"""

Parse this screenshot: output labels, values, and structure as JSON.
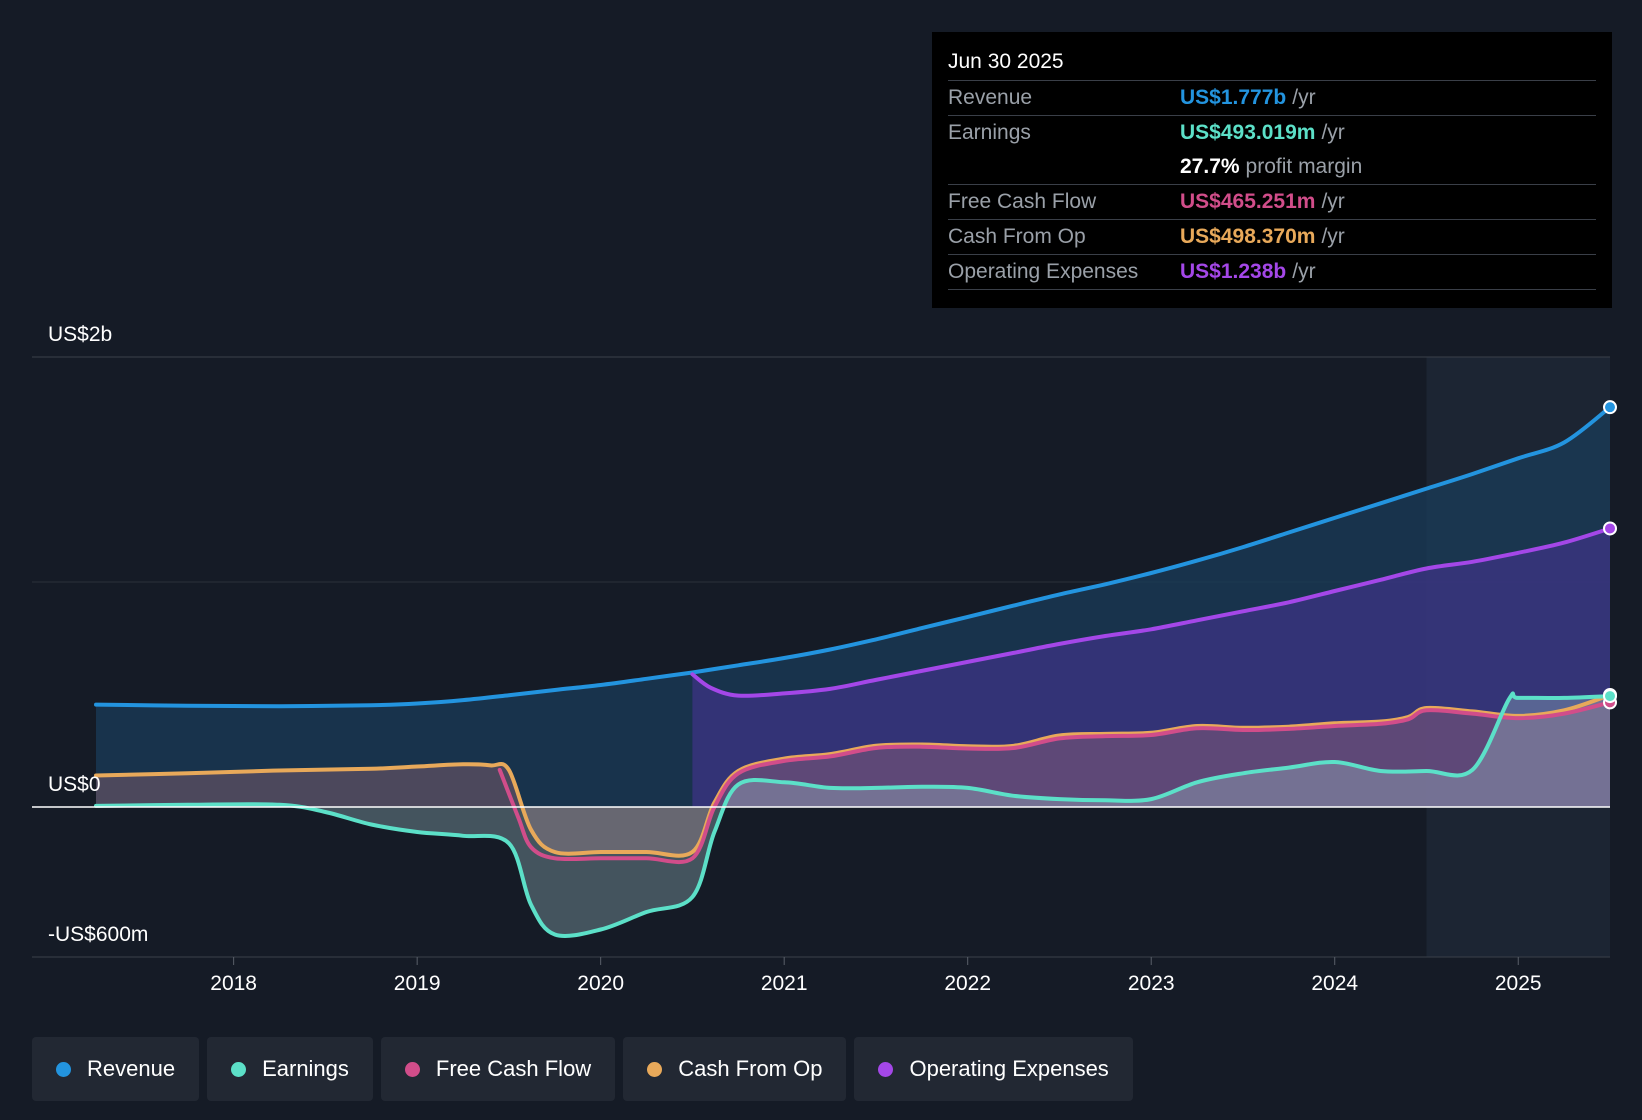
{
  "tooltip": {
    "date": "Jun 30 2025",
    "rows": [
      {
        "label": "Revenue",
        "value": "US$1.777b",
        "unit": "/yr",
        "color": "#2394df"
      },
      {
        "label": "Earnings",
        "value": "US$493.019m",
        "unit": "/yr",
        "color": "#5ce0c8"
      },
      {
        "margin_value": "27.7%",
        "margin_label": "profit margin"
      },
      {
        "label": "Free Cash Flow",
        "value": "US$465.251m",
        "unit": "/yr",
        "color": "#d14d8a"
      },
      {
        "label": "Cash From Op",
        "value": "US$498.370m",
        "unit": "/yr",
        "color": "#e8a95a"
      },
      {
        "label": "Operating Expenses",
        "value": "US$1.238b",
        "unit": "/yr",
        "color": "#a447e8"
      }
    ]
  },
  "legend": [
    {
      "label": "Revenue",
      "color": "#2394df"
    },
    {
      "label": "Earnings",
      "color": "#5ce0c8"
    },
    {
      "label": "Free Cash Flow",
      "color": "#d14d8a"
    },
    {
      "label": "Cash From Op",
      "color": "#e8a95a"
    },
    {
      "label": "Operating Expenses",
      "color": "#a447e8"
    }
  ],
  "chart_data": {
    "type": "line",
    "title": "",
    "y_labels": [
      "US$2b",
      "US$0",
      "-US$600m"
    ],
    "ylim": [
      -600,
      2000
    ],
    "xlim": [
      2017.25,
      2025.5
    ],
    "x_ticks": [
      "2018",
      "2019",
      "2020",
      "2021",
      "2022",
      "2023",
      "2024",
      "2025"
    ],
    "forecast_start": 2024.5,
    "series": [
      {
        "name": "Revenue",
        "color": "#2394df",
        "area": true,
        "x": [
          2017.25,
          2017.75,
          2018.25,
          2018.75,
          2019.0,
          2019.25,
          2019.5,
          2019.75,
          2020.0,
          2020.25,
          2020.5,
          2020.75,
          2021.0,
          2021.25,
          2021.5,
          2021.75,
          2022.0,
          2022.25,
          2022.5,
          2022.75,
          2023.0,
          2023.25,
          2023.5,
          2023.75,
          2024.0,
          2024.25,
          2024.5,
          2024.75,
          2025.0,
          2025.25,
          2025.5
        ],
        "values": [
          455,
          450,
          448,
          452,
          460,
          475,
          497,
          520,
          542,
          570,
          598,
          630,
          662,
          700,
          745,
          795,
          845,
          895,
          945,
          990,
          1040,
          1095,
          1155,
          1220,
          1285,
          1350,
          1415,
          1480,
          1550,
          1620,
          1777
        ]
      },
      {
        "name": "Operating Expenses",
        "color": "#a447e8",
        "area": true,
        "x": [
          2020.5,
          2020.6,
          2020.75,
          2021.0,
          2021.25,
          2021.5,
          2021.75,
          2022.0,
          2022.25,
          2022.5,
          2022.75,
          2023.0,
          2023.25,
          2023.5,
          2023.75,
          2024.0,
          2024.25,
          2024.5,
          2024.75,
          2025.0,
          2025.25,
          2025.5
        ],
        "values": [
          590,
          530,
          495,
          505,
          525,
          565,
          605,
          645,
          685,
          725,
          760,
          790,
          830,
          870,
          910,
          960,
          1010,
          1060,
          1090,
          1130,
          1175,
          1238
        ]
      },
      {
        "name": "Cash From Op",
        "color": "#e8a95a",
        "area": true,
        "x": [
          2017.25,
          2017.75,
          2018.25,
          2018.75,
          2019.0,
          2019.25,
          2019.4,
          2019.5,
          2019.62,
          2019.75,
          2020.0,
          2020.25,
          2020.5,
          2020.62,
          2020.75,
          2021.0,
          2021.25,
          2021.5,
          2021.75,
          2022.0,
          2022.25,
          2022.5,
          2022.75,
          2023.0,
          2023.25,
          2023.5,
          2023.75,
          2024.0,
          2024.25,
          2024.4,
          2024.5,
          2024.75,
          2025.0,
          2025.25,
          2025.5
        ],
        "values": [
          140,
          150,
          162,
          170,
          180,
          190,
          185,
          165,
          -90,
          -180,
          -180,
          -180,
          -180,
          20,
          160,
          215,
          235,
          272,
          278,
          270,
          272,
          318,
          325,
          330,
          360,
          352,
          357,
          372,
          380,
          400,
          440,
          425,
          405,
          430,
          498
        ]
      },
      {
        "name": "Free Cash Flow",
        "color": "#d14d8a",
        "area": false,
        "x": [
          2019.45,
          2019.55,
          2019.62,
          2019.75,
          2020.0,
          2020.25,
          2020.5,
          2020.62,
          2020.75,
          2021.0,
          2021.25,
          2021.5,
          2021.75,
          2022.0,
          2022.25,
          2022.5,
          2022.75,
          2023.0,
          2023.25,
          2023.5,
          2023.75,
          2024.0,
          2024.25,
          2024.4,
          2024.5,
          2024.75,
          2025.0,
          2025.25,
          2025.5
        ],
        "values": [
          165,
          -40,
          -160,
          -205,
          -205,
          -205,
          -205,
          0,
          150,
          205,
          225,
          262,
          268,
          260,
          262,
          305,
          315,
          320,
          350,
          342,
          347,
          360,
          370,
          390,
          430,
          415,
          395,
          415,
          465
        ]
      },
      {
        "name": "Earnings",
        "color": "#5ce0c8",
        "area": true,
        "x": [
          2017.25,
          2017.75,
          2018.25,
          2018.5,
          2018.75,
          2019.0,
          2019.25,
          2019.5,
          2019.62,
          2019.75,
          2020.0,
          2020.25,
          2020.5,
          2020.62,
          2020.75,
          2021.0,
          2021.25,
          2021.5,
          2021.75,
          2022.0,
          2022.25,
          2022.5,
          2022.75,
          2023.0,
          2023.25,
          2023.5,
          2023.75,
          2024.0,
          2024.25,
          2024.5,
          2024.75,
          2024.95,
          2025.0,
          2025.25,
          2025.5
        ],
        "values": [
          5,
          10,
          10,
          -20,
          -70,
          -100,
          -115,
          -145,
          -390,
          -510,
          -490,
          -420,
          -360,
          -100,
          100,
          110,
          85,
          85,
          90,
          85,
          50,
          35,
          30,
          35,
          110,
          150,
          175,
          200,
          160,
          160,
          165,
          480,
          485,
          485,
          493
        ]
      }
    ]
  }
}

"""

> The request
Point out every line holding the string "Flow" and copy it.

> Exercise output
        "label": "Free Cash Flow",
      "label": "Free Cash Flow",
        "name": "Free Cash Flow",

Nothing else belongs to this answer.